((

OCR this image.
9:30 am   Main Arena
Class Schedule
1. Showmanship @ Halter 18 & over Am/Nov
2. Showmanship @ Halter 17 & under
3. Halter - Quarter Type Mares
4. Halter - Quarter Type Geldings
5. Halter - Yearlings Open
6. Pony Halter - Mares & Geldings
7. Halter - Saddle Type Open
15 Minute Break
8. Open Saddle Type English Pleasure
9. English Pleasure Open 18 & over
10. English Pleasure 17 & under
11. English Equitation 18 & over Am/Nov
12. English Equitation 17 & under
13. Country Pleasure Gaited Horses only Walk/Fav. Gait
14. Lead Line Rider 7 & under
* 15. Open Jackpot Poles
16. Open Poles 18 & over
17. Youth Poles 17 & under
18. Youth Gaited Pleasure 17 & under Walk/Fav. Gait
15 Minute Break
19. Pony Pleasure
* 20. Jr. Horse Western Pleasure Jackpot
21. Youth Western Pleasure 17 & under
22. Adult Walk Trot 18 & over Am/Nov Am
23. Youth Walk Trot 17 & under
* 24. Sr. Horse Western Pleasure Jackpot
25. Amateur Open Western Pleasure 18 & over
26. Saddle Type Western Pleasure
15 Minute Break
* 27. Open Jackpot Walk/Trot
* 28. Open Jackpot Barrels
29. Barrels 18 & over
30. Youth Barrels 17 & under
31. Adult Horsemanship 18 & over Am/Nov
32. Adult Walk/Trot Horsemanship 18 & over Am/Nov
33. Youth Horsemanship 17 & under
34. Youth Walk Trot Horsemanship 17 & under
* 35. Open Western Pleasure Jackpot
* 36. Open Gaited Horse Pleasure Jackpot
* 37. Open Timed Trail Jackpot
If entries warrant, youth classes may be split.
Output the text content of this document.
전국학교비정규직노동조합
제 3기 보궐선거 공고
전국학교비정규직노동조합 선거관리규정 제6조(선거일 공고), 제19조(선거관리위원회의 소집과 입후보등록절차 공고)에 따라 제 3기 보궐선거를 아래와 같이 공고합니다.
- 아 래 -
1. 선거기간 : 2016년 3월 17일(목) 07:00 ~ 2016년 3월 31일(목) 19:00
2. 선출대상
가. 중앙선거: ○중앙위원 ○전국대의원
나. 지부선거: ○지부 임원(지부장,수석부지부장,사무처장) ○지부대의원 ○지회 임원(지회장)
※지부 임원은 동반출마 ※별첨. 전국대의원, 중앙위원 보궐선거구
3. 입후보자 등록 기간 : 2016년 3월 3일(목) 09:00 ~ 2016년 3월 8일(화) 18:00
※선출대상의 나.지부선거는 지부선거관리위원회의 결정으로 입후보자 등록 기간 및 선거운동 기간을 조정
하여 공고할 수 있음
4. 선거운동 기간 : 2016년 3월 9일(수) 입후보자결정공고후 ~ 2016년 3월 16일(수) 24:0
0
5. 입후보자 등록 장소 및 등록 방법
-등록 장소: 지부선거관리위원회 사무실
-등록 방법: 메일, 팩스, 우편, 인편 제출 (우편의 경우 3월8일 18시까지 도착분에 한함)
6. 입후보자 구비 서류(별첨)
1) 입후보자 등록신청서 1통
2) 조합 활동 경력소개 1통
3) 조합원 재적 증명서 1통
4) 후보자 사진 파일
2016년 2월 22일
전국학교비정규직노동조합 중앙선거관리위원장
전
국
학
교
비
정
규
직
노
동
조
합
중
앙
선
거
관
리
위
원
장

))

Task objective =>
Would you restate each of the entries word for word?

Solution =>
OCR this image.
9:30 am   Main Arena
Class Schedule
1. Showmanship @ Halter 18 & over Am/Nov
2. Showmanship @ Halter 17 & under
3. Halter - Quarter Type Mares
4. Halter - Quarter Type Geldings
5. Halter - Yearlings Open
6. Pony Halter - Mares & Geldings
7. Halter - Saddle Type Open
15 Minute Break
8. Open Saddle Type English Pleasure
9. English Pleasure Open 18 & over
10. English Pleasure 17 & under
11. English Equitation 18 & over Am/Nov
12. English Equitation 17 & under
13. Country Pleasure Gaited Horses only Walk/Fav. Gait
14. Lead Line Rider 7 & under
* 15. Open Jackpot Poles
16. Open Poles 18 & over
17. Youth Poles 17 & under
18. Youth Gaited Pleasure 17 & under Walk/Fav. Gait
15 Minute Break
19. Pony Pleasure
* 20. Jr. Horse Western Pleasure Jackpot
21. Youth Western Pleasure 17 & under
22. Adult Walk Trot 18 & over Am/Nov Am
23. Youth Walk Trot 17 & under
* 24. Sr. Horse Western Pleasure Jackpot
25. Amateur Open Western Pleasure 18 & over
26. Saddle Type Western Pleasure
15 Minute Break
* 27. Open Jackpot Walk/Trot
* 28. Open Jackpot Barrels
29. Barrels 18 & over
30. Youth Barrels 17 & under
31. Adult Horsemanship 18 & over Am/Nov
32. Adult Walk/Trot Horsemanship 18 & over Am/Nov
33. Youth Horsemanship 17 & under
34. Youth Walk Trot Horsemanship 17 & under
* 35. Open Western Pleasure Jackpot
* 36. Open Gaited Horse Pleasure Jackpot
* 37. Open Timed Trail Jackpot
If entries warrant, youth classes may be split.
Output the text content of this document.
전국학교비정규직노동조합
제 3기 보궐선거 공고
전국학교비정규직노동조합 선거관리규정 제6조(선거일 공고), 제19조(선거관리위원회의 소집과 입후보등록절차 공고)에 따라 제 3기 보궐선거를 아래와 같이 공고합니다.
- 아 래 -
1. 선거기간 : 2016년 3월 17일(목) 07:00 ~ 2016년 3월 31일(목) 19:00
2. 선출대상
가. 중앙선거: ○중앙위원 ○전국대의원
나. 지부선거: ○지부 임원(지부장,수석부지부장,사무처장) ○지부대의원 ○지회 임원(지회장)
※지부 임원은 동반출마 ※별첨. 전국대의원, 중앙위원 보궐선거구
3. 입후보자 등록 기간 : 2016년 3월 3일(목) 09:00 ~ 2016년 3월 8일(화) 18:00
※선출대상의 나.지부선거는 지부선거관리위원회의 결정으로 입후보자 등록 기간 및 선거운동 기간을 조정
하여 공고할 수 있음
4. 선거운동 기간 : 2016년 3월 9일(수) 입후보자결정공고후 ~ 2016년 3월 16일(수) 24:0
0
5. 입후보자 등록 장소 및 등록 방법
-등록 장소: 지부선거관리위원회 사무실
-등록 방법: 메일, 팩스, 우편, 인편 제출 (우편의 경우 3월8일 18시까지 도착분에 한함)
6. 입후보자 구비 서류(별첨)
1) 입후보자 등록신청서 1통
2) 조합 활동 경력소개 1통
3) 조합원 재적 증명서 1통
4) 후보자 사진 파일
2016년 2월 22일
전국학교비정규직노동조합 중앙선거관리위원장
전
국
학
교
비
정
규
직
노
동
조
합
중
앙
선
거
관
리
위
원
장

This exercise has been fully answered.